Aim
Render all of the material below as a Markdown table with two columns, Row and Line: the row number and the line itself. Omit blank lines and leave the pictures out of the answer.
────
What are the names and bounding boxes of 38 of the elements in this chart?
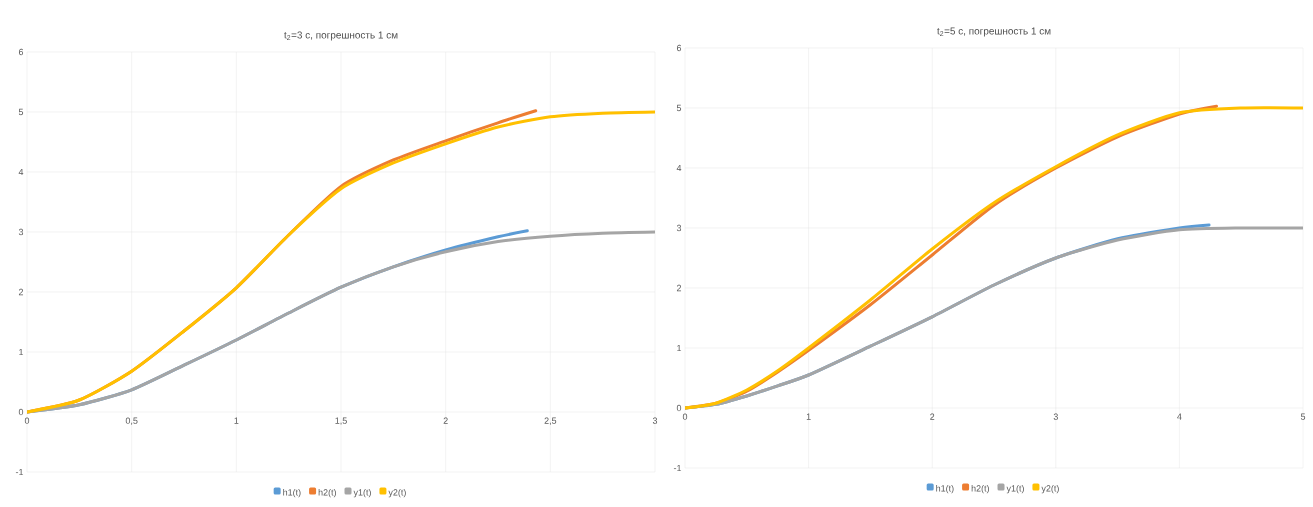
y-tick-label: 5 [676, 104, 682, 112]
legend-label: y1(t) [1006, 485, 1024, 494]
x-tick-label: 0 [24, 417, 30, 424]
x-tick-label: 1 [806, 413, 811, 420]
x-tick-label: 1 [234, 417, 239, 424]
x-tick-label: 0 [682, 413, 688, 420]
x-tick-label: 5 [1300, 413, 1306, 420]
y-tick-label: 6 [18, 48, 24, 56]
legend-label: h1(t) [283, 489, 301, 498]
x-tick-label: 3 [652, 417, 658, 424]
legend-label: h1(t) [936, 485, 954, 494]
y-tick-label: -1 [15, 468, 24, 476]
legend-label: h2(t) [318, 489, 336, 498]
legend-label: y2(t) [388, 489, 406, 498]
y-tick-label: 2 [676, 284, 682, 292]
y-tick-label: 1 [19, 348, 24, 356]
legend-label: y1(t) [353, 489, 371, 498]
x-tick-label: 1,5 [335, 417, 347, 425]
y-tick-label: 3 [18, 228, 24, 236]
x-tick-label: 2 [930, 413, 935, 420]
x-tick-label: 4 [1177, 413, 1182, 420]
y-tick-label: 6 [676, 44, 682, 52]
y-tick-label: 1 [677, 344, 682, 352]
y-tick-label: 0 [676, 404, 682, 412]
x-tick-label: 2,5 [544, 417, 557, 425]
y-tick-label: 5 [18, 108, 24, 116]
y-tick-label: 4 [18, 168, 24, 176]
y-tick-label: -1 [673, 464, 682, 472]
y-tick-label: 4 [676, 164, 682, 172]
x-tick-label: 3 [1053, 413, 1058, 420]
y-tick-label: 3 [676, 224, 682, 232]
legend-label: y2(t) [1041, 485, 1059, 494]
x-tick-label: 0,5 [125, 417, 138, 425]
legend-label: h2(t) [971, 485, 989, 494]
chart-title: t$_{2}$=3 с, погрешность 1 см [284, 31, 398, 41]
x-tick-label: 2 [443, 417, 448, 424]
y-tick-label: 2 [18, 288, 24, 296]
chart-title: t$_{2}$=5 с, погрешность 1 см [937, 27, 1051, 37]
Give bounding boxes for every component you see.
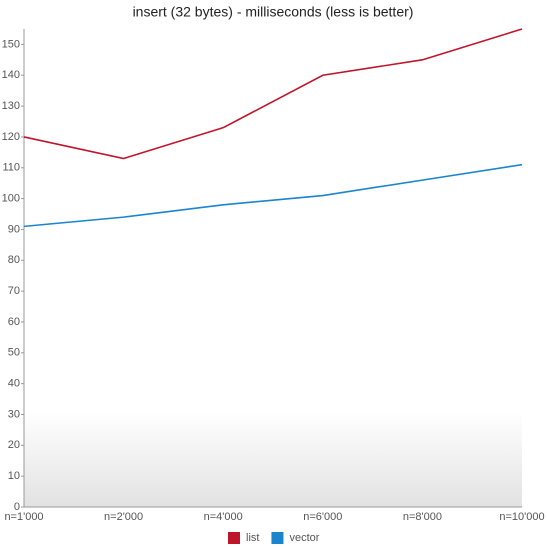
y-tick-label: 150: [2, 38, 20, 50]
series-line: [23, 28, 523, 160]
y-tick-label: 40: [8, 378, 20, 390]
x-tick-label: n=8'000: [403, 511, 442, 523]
────
Complete output
| Row | Line |
|---|---|
| 1 | What are the names and bounding boxes of 38 of the elements in this chart? |
| 2 | y-tick-label: 5 [676, 104, 682, 112] |
| 3 | legend-label: y1(t) [1006, 485, 1024, 494] |
| 4 | x-tick-label: 0 [24, 417, 30, 424] |
| 5 | x-tick-label: 1 [806, 413, 811, 420] |
| 6 | x-tick-label: 1 [234, 417, 239, 424] |
| 7 | x-tick-label: 0 [682, 413, 688, 420] |
| 8 | x-tick-label: 5 [1300, 413, 1306, 420] |
| 9 | y-tick-label: 6 [18, 48, 24, 56] |
| 10 | legend-label: h1(t) [283, 489, 301, 498] |
| 11 | x-tick-label: 3 [652, 417, 658, 424] |
| 12 | legend-label: h1(t) [936, 485, 954, 494] |
| 13 | y-tick-label: -1 [15, 468, 24, 476] |
| 14 | legend-label: h2(t) [318, 489, 336, 498] |
| 15 | legend-label: y2(t) [388, 489, 406, 498] |
| 16 | y-tick-label: 2 [676, 284, 682, 292] |
| 17 | y-tick-label: 1 [19, 348, 24, 356] |
| 18 | legend-label: y1(t) [353, 489, 371, 498] |
| 19 | x-tick-label: 1,5 [335, 417, 347, 425] |
| 20 | y-tick-label: 3 [18, 228, 24, 236] |
| 21 | x-tick-label: 2 [930, 413, 935, 420] |
| 22 | x-tick-label: 4 [1177, 413, 1182, 420] |
| 23 | y-tick-label: 6 [676, 44, 682, 52] |
| 24 | y-tick-label: 1 [677, 344, 682, 352] |
| 25 | y-tick-label: 0 [676, 404, 682, 412] |
| 26 | x-tick-label: 2,5 [544, 417, 557, 425] |
| 27 | y-tick-label: 5 [18, 108, 24, 116] |
| 28 | y-tick-label: 4 [18, 168, 24, 176] |
| 29 | y-tick-label: -1 [673, 464, 682, 472] |
| 30 | y-tick-label: 4 [676, 164, 682, 172] |
| 31 | x-tick-label: 3 [1053, 413, 1058, 420] |
| 32 | y-tick-label: 3 [676, 224, 682, 232] |
| 33 | legend-label: y2(t) [1041, 485, 1059, 494] |
| 34 | x-tick-label: 0,5 [125, 417, 138, 425] |
| 35 | legend-label: h2(t) [971, 485, 989, 494] |
| 36 | chart-title: t$_{2}$=3 с, погрешность 1 см [284, 31, 398, 41] |
| 37 | x-tick-label: 2 [443, 417, 448, 424] |
| 38 | y-tick-label: 2 [18, 288, 24, 296] |
| 39 | chart-title: t$_{2}$=5 с, погрешность 1 см [937, 27, 1051, 37] |
| 40 | Give bounding boxes for every component you see. |
| 41 | y-tick-label: 150: [2, 38, 20, 50] |
| 42 | series-line: [23, 28, 523, 160] |
| 43 | y-tick-label: 40: [8, 378, 20, 390] |
| 44 | x-tick-label: n=8'000: [403, 511, 442, 523] |